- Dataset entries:
··········

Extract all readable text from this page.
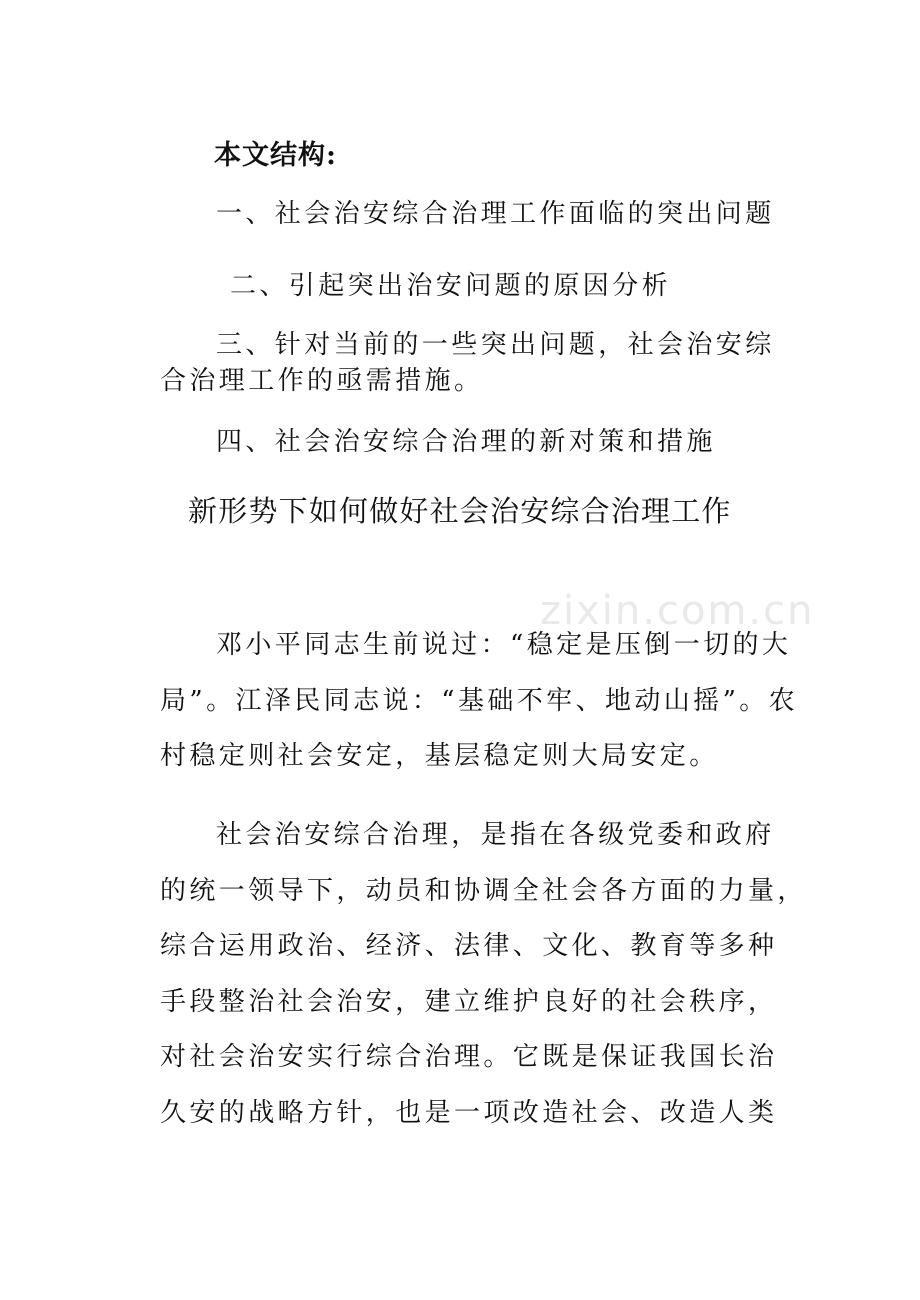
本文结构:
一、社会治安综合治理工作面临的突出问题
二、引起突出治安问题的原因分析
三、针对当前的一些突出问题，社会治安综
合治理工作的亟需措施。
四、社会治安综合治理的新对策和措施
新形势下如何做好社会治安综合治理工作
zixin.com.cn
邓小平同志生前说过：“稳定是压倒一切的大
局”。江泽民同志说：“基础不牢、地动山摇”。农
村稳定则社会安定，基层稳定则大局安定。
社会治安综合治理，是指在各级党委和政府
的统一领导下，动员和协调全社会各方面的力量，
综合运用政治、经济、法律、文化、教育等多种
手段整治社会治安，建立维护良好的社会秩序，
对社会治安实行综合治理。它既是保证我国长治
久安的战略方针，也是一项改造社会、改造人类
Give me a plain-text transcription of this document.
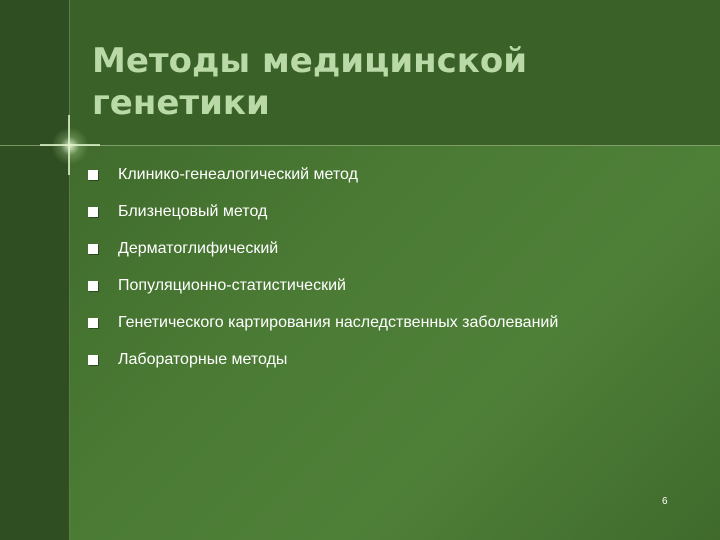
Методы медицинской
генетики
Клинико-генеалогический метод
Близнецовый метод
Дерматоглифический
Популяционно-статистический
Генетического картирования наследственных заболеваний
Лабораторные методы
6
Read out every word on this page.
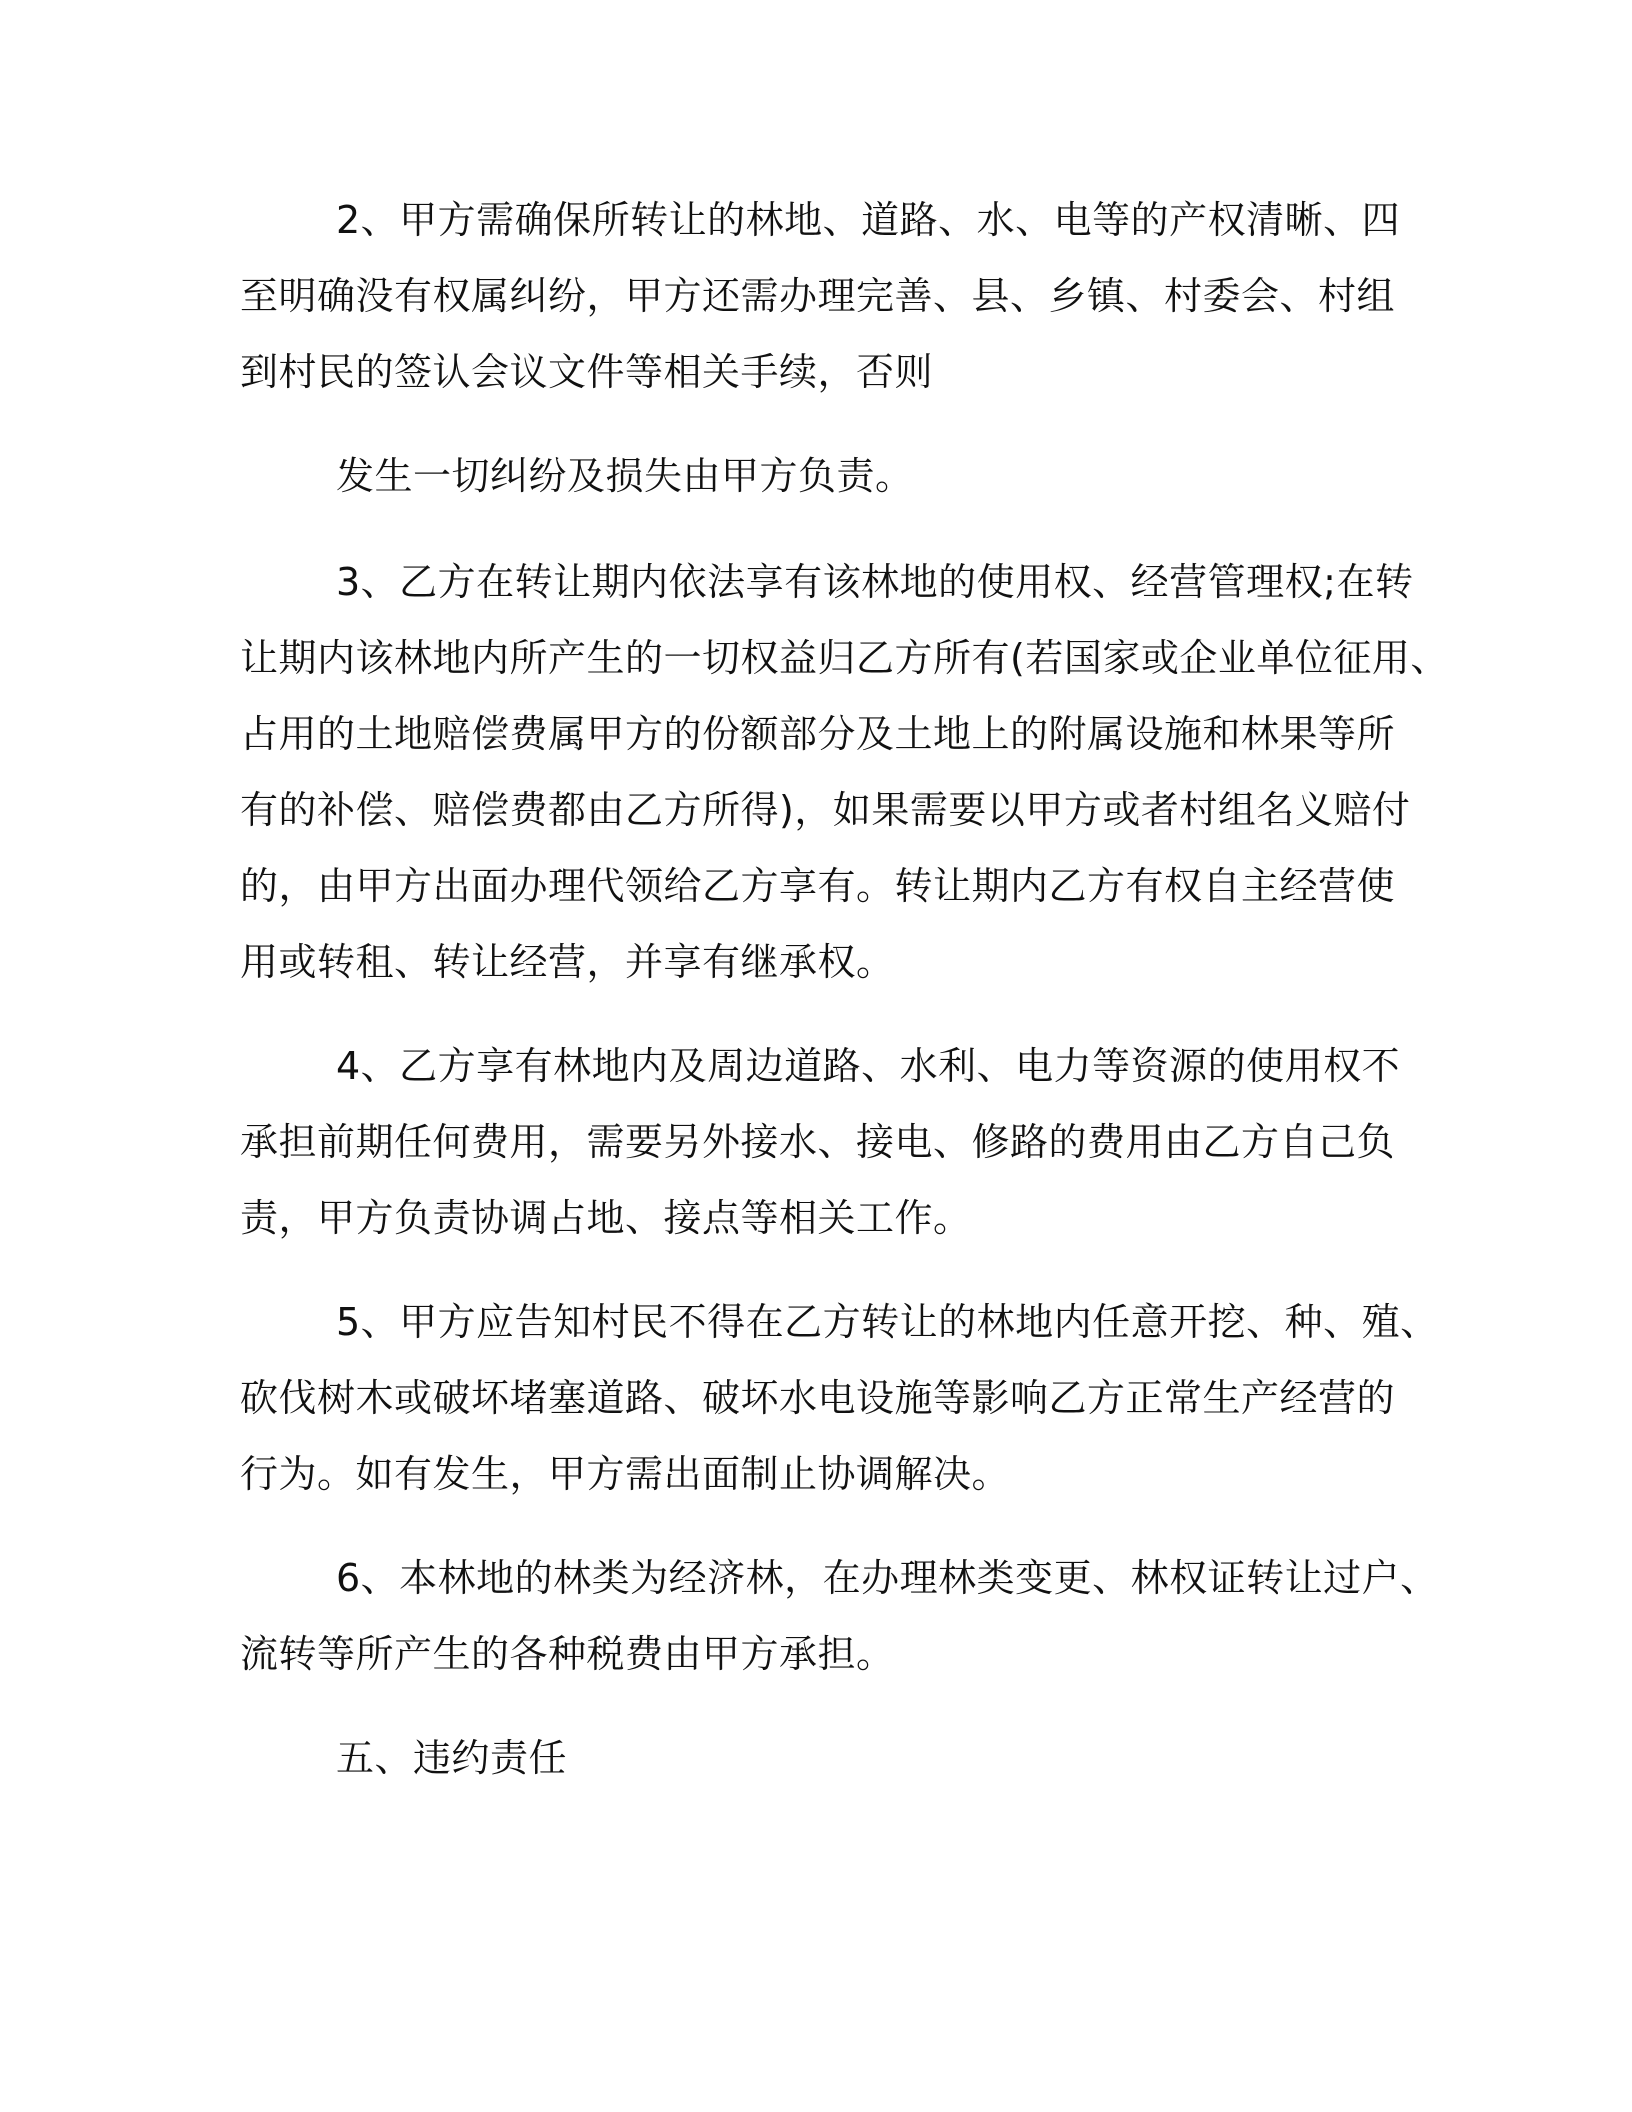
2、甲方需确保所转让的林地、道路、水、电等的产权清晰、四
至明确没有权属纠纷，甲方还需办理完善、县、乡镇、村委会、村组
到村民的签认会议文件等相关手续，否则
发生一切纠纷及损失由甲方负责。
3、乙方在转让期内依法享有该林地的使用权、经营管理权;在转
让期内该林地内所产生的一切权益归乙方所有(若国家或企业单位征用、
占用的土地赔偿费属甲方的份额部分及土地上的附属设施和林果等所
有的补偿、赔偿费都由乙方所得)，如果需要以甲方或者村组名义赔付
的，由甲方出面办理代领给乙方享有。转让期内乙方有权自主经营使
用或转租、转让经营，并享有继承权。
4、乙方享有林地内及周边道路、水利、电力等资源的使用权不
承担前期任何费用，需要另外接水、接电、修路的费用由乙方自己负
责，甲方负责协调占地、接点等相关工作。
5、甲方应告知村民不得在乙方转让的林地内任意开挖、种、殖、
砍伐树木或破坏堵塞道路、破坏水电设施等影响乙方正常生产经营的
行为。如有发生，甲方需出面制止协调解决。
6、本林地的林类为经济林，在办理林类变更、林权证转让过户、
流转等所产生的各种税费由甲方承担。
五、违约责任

··········

- BRIEF:
Repeat the records word for word. Any picture in them should be left out.

- TASK SOLUTION:
Extract all readable text from this page.
本文结构:
一、社会治安综合治理工作面临的突出问题
二、引起突出治安问题的原因分析
三、针对当前的一些突出问题，社会治安综
合治理工作的亟需措施。
四、社会治安综合治理的新对策和措施
新形势下如何做好社会治安综合治理工作
zixin.com.cn
邓小平同志生前说过：“稳定是压倒一切的大
局”。江泽民同志说：“基础不牢、地动山摇”。农
村稳定则社会安定，基层稳定则大局安定。
社会治安综合治理，是指在各级党委和政府
的统一领导下，动员和协调全社会各方面的力量，
综合运用政治、经济、法律、文化、教育等多种
手段整治社会治安，建立维护良好的社会秩序，
对社会治安实行综合治理。它既是保证我国长治
久安的战略方针，也是一项改造社会、改造人类
Give me a plain-text transcription of this document.
Методы медицинской
генетики
Клинико-генеалогический метод
Близнецовый метод
Дерматоглифический
Популяционно-статистический
Генетического картирования наследственных заболеваний
Лабораторные методы
6
Read out every word on this page.
2、甲方需确保所转让的林地、道路、水、电等的产权清晰、四
至明确没有权属纠纷，甲方还需办理完善、县、乡镇、村委会、村组
到村民的签认会议文件等相关手续，否则
发生一切纠纷及损失由甲方负责。
3、乙方在转让期内依法享有该林地的使用权、经营管理权;在转
让期内该林地内所产生的一切权益归乙方所有(若国家或企业单位征用、
占用的土地赔偿费属甲方的份额部分及土地上的附属设施和林果等所
有的补偿、赔偿费都由乙方所得)，如果需要以甲方或者村组名义赔付
的，由甲方出面办理代领给乙方享有。转让期内乙方有权自主经营使
用或转租、转让经营，并享有继承权。
4、乙方享有林地内及周边道路、水利、电力等资源的使用权不
承担前期任何费用，需要另外接水、接电、修路的费用由乙方自己负
责，甲方负责协调占地、接点等相关工作。
5、甲方应告知村民不得在乙方转让的林地内任意开挖、种、殖、
砍伐树木或破坏堵塞道路、破坏水电设施等影响乙方正常生产经营的
行为。如有发生，甲方需出面制止协调解决。
6、本林地的林类为经济林，在办理林类变更、林权证转让过户、
流转等所产生的各种税费由甲方承担。
五、违约责任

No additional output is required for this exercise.